Task: Could you extract every entry below and reproduce it exactly?

[Records from a data collection]
============
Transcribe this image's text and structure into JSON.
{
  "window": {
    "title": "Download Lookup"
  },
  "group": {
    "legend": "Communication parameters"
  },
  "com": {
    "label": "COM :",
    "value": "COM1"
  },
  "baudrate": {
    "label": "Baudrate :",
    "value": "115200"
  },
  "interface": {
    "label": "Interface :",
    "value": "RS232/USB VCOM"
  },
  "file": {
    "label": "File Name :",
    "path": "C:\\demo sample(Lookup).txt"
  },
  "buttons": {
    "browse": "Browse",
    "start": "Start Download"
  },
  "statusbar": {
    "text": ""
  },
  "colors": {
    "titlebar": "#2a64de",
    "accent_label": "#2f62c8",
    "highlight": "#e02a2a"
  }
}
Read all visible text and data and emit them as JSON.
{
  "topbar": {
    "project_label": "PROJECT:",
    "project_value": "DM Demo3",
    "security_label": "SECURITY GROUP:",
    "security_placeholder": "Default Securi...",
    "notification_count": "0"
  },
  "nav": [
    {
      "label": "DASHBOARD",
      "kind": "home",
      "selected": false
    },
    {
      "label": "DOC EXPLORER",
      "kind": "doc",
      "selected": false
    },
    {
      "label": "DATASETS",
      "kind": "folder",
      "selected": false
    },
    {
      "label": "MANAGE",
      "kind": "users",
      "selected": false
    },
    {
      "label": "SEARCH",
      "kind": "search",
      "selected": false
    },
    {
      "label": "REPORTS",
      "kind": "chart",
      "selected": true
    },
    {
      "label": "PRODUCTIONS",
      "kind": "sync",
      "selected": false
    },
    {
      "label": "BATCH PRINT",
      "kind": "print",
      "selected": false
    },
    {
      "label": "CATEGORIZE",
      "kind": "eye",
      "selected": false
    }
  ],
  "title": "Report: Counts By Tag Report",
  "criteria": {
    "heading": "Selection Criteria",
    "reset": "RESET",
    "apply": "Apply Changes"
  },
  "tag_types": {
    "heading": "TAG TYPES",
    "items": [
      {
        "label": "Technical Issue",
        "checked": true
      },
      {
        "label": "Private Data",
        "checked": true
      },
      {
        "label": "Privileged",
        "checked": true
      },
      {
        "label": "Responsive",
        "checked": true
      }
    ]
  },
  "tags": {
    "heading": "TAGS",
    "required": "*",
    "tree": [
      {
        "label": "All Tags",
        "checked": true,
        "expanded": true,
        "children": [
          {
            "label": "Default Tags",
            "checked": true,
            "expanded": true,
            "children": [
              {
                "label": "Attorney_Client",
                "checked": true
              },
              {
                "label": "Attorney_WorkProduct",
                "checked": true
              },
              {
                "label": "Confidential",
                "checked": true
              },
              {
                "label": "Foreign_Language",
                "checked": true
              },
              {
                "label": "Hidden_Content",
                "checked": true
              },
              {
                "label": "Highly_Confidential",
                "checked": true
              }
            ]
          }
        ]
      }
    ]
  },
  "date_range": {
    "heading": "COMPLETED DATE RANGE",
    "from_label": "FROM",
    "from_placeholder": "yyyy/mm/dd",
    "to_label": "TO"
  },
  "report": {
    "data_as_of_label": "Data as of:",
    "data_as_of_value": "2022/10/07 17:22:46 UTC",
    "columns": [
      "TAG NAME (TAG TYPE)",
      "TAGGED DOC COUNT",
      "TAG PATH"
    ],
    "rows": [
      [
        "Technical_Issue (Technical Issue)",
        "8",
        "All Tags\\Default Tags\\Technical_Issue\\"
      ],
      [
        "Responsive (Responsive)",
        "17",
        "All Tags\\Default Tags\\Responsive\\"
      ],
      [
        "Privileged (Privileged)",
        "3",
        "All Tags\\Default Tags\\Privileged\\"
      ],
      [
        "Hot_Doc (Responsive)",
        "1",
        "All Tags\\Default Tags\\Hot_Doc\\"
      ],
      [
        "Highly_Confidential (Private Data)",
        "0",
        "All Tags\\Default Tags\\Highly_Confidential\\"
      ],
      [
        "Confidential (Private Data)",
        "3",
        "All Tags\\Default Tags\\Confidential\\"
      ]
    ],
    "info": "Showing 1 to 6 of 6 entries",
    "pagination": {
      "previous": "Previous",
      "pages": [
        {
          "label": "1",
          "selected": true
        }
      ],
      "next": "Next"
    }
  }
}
============
Reply to the task:
Transcribe this image's text and structure into JSON.
{
  "window": {
    "title": "Download Lookup"
  },
  "group": {
    "legend": "Communication parameters"
  },
  "com": {
    "label": "COM :",
    "value": "COM1"
  },
  "baudrate": {
    "label": "Baudrate :",
    "value": "115200"
  },
  "interface": {
    "label": "Interface :",
    "value": "RS232/USB VCOM"
  },
  "file": {
    "label": "File Name :",
    "path": "C:\\demo sample(Lookup).txt"
  },
  "buttons": {
    "browse": "Browse",
    "start": "Start Download"
  },
  "statusbar": {
    "text": ""
  },
  "colors": {
    "titlebar": "#2a64de",
    "accent_label": "#2f62c8",
    "highlight": "#e02a2a"
  }
}
Read all visible text and data and emit them as JSON.
{
  "topbar": {
    "project_label": "PROJECT:",
    "project_value": "DM Demo3",
    "security_label": "SECURITY GROUP:",
    "security_placeholder": "Default Securi...",
    "notification_count": "0"
  },
  "nav": [
    {
      "label": "DASHBOARD",
      "kind": "home",
      "selected": false
    },
    {
      "label": "DOC EXPLORER",
      "kind": "doc",
      "selected": false
    },
    {
      "label": "DATASETS",
      "kind": "folder",
      "selected": false
    },
    {
      "label": "MANAGE",
      "kind": "users",
      "selected": false
    },
    {
      "label": "SEARCH",
      "kind": "search",
      "selected": false
    },
    {
      "label": "REPORTS",
      "kind": "chart",
      "selected": true
    },
    {
      "label": "PRODUCTIONS",
      "kind": "sync",
      "selected": false
    },
    {
      "label": "BATCH PRINT",
      "kind": "print",
      "selected": false
    },
    {
      "label": "CATEGORIZE",
      "kind": "eye",
      "selected": false
    }
  ],
  "title": "Report: Counts By Tag Report",
  "criteria": {
    "heading": "Selection Criteria",
    "reset": "RESET",
    "apply": "Apply Changes"
  },
  "tag_types": {
    "heading": "TAG TYPES",
    "items": [
      {
        "label": "Technical Issue",
        "checked": true
      },
      {
        "label": "Private Data",
        "checked": true
      },
      {
        "label": "Privileged",
        "checked": true
      },
      {
        "label": "Responsive",
        "checked": true
      }
    ]
  },
  "tags": {
    "heading": "TAGS",
    "required": "*",
    "tree": [
      {
        "label": "All Tags",
        "checked": true,
        "expanded": true,
        "children": [
          {
            "label": "Default Tags",
            "checked": true,
            "expanded": true,
            "children": [
              {
                "label": "Attorney_Client",
                "checked": true
              },
              {
                "label": "Attorney_WorkProduct",
                "checked": true
              },
              {
                "label": "Confidential",
                "checked": true
              },
              {
                "label": "Foreign_Language",
                "checked": true
              },
              {
                "label": "Hidden_Content",
                "checked": true
              },
              {
                "label": "Highly_Confidential",
                "checked": true
              }
            ]
          }
        ]
      }
    ]
  },
  "date_range": {
    "heading": "COMPLETED DATE RANGE",
    "from_label": "FROM",
    "from_placeholder": "yyyy/mm/dd",
    "to_label": "TO"
  },
  "report": {
    "data_as_of_label": "Data as of:",
    "data_as_of_value": "2022/10/07 17:22:46 UTC",
    "columns": [
      "TAG NAME (TAG TYPE)",
      "TAGGED DOC COUNT",
      "TAG PATH"
    ],
    "rows": [
      [
        "Technical_Issue (Technical Issue)",
        "8",
        "All Tags\\Default Tags\\Technical_Issue\\"
      ],
      [
        "Responsive (Responsive)",
        "17",
        "All Tags\\Default Tags\\Responsive\\"
      ],
      [
        "Privileged (Privileged)",
        "3",
        "All Tags\\Default Tags\\Privileged\\"
      ],
      [
        "Hot_Doc (Responsive)",
        "1",
        "All Tags\\Default Tags\\Hot_Doc\\"
      ],
      [
        "Highly_Confidential (Private Data)",
        "0",
        "All Tags\\Default Tags\\Highly_Confidential\\"
      ],
      [
        "Confidential (Private Data)",
        "3",
        "All Tags\\Default Tags\\Confidential\\"
      ]
    ],
    "info": "Showing 1 to 6 of 6 entries",
    "pagination": {
      "previous": "Previous",
      "pages": [
        {
          "label": "1",
          "selected": true
        }
      ],
      "next": "Next"
    }
  }
}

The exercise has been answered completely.